Transcribe every row below word for word, omitting the pictures.

* START RECORDS TO USE *

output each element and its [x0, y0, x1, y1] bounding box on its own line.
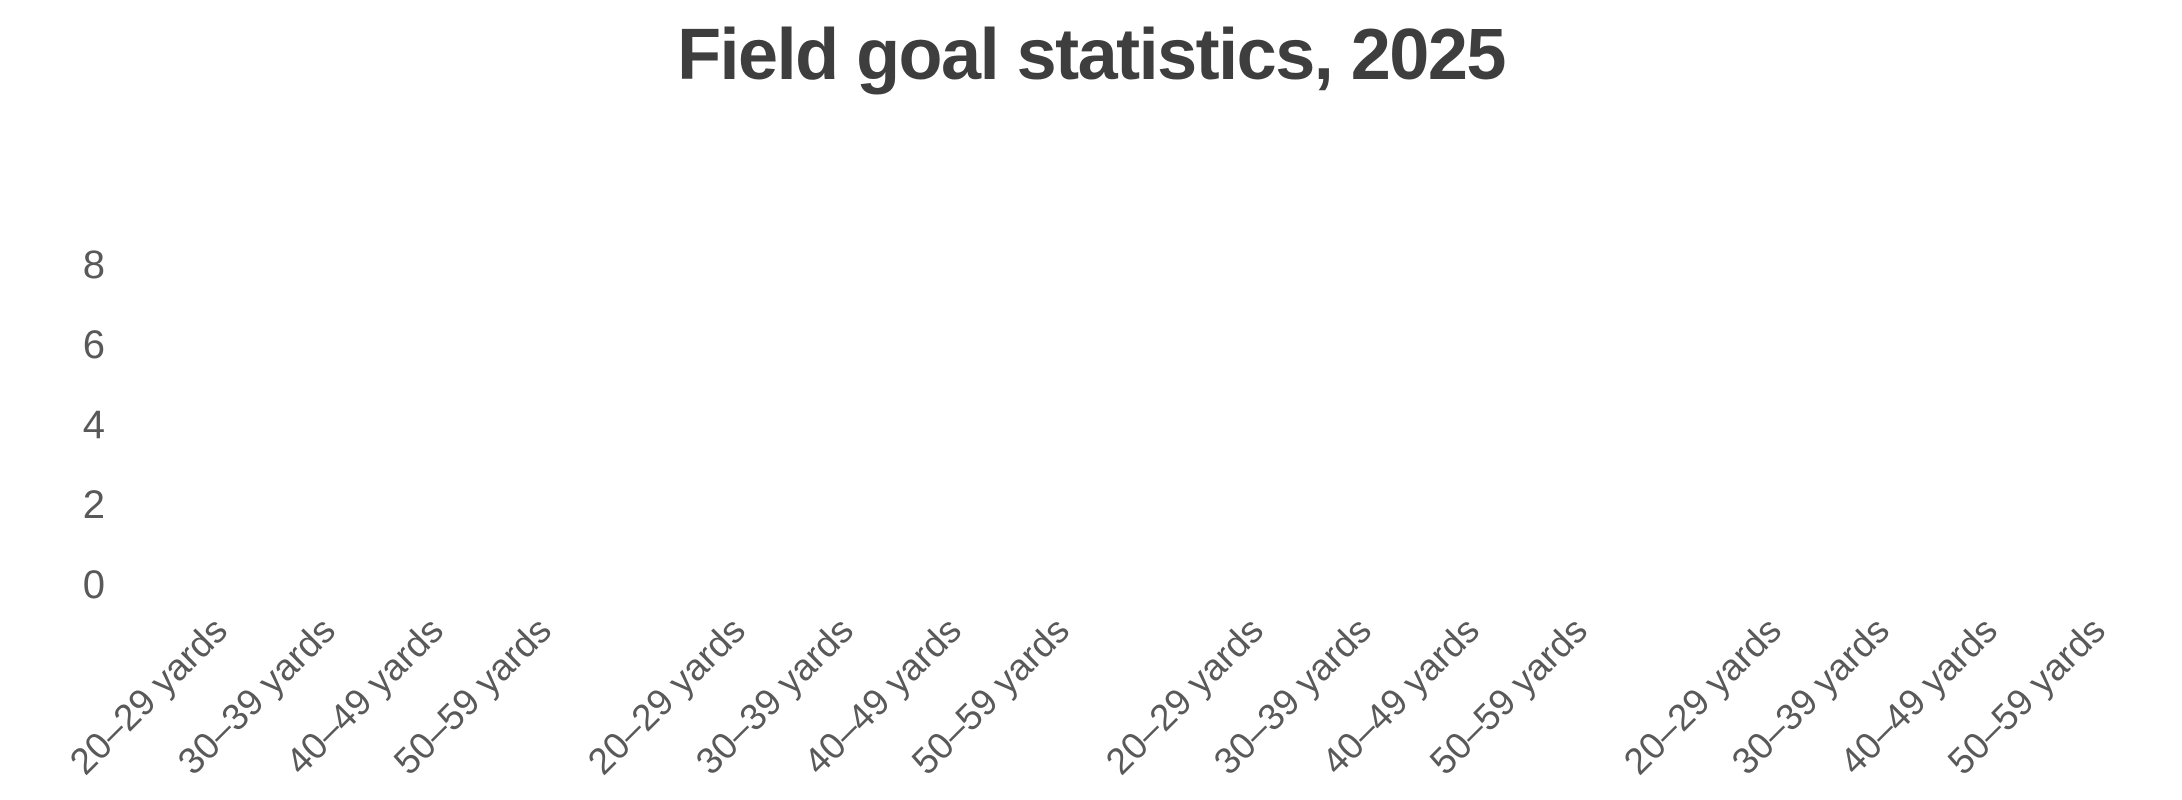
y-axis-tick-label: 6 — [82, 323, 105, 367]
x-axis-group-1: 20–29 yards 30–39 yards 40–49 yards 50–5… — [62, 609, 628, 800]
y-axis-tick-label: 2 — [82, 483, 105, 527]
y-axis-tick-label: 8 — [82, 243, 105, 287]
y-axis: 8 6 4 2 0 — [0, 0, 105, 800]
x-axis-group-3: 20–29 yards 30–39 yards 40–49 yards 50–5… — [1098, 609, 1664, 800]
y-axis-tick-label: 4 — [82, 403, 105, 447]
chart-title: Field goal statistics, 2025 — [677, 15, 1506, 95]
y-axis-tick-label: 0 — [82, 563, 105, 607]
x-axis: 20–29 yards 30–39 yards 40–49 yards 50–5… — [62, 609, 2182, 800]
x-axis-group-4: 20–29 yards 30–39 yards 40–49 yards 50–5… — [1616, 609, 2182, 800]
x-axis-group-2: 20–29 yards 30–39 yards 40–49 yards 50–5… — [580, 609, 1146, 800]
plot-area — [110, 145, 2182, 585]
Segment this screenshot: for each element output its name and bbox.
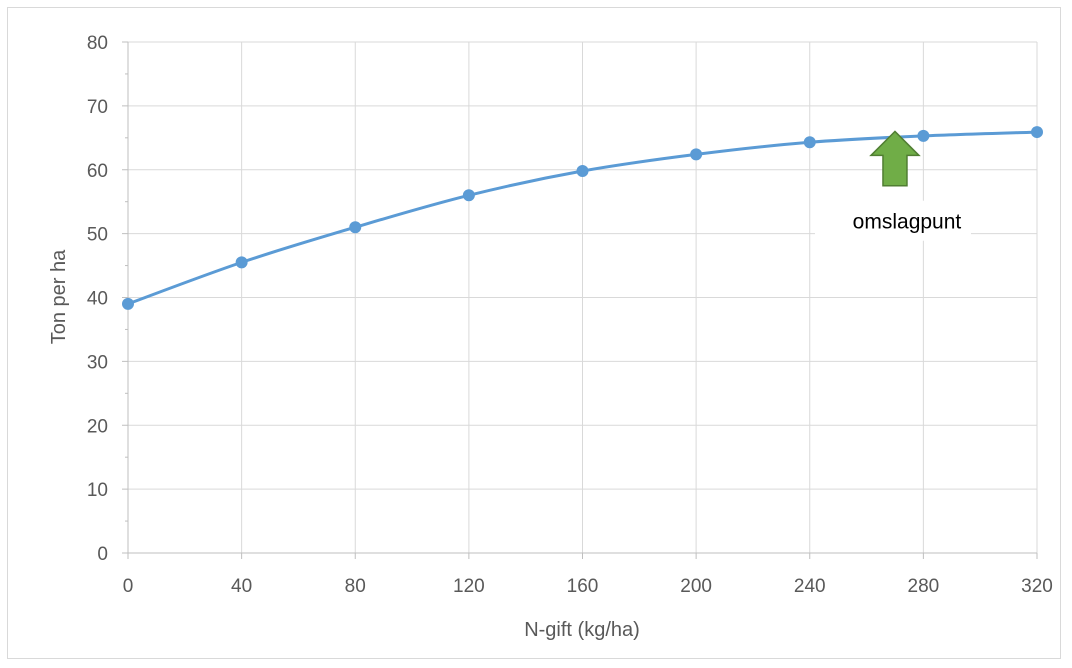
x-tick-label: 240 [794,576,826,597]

* END RECORDS TO USE *

▶ _TASK RESPONSE_:
output each element and its [x0, y0, x1, y1] bounding box on its own line.
y-axis-tick-label: 6 — [82, 323, 105, 367]
x-axis-group-1: 20–29 yards 30–39 yards 40–49 yards 50–5… — [62, 609, 628, 800]
y-axis-tick-label: 2 — [82, 483, 105, 527]
y-axis-tick-label: 8 — [82, 243, 105, 287]
y-axis: 8 6 4 2 0 — [0, 0, 105, 800]
x-axis-group-3: 20–29 yards 30–39 yards 40–49 yards 50–5… — [1098, 609, 1664, 800]
y-axis-tick-label: 4 — [82, 403, 105, 447]
chart-title: Field goal statistics, 2025 — [677, 15, 1506, 95]
y-axis-tick-label: 0 — [82, 563, 105, 607]
x-axis: 20–29 yards 30–39 yards 40–49 yards 50–5… — [62, 609, 2182, 800]
x-axis-group-4: 20–29 yards 30–39 yards 40–49 yards 50–5… — [1616, 609, 2182, 800]
x-axis-group-2: 20–29 yards 30–39 yards 40–49 yards 50–5… — [580, 609, 1146, 800]
plot-area — [110, 145, 2182, 585]
Segment this screenshot: for each element output its name and bbox.
x-tick-label: 240 [794,576,826,597]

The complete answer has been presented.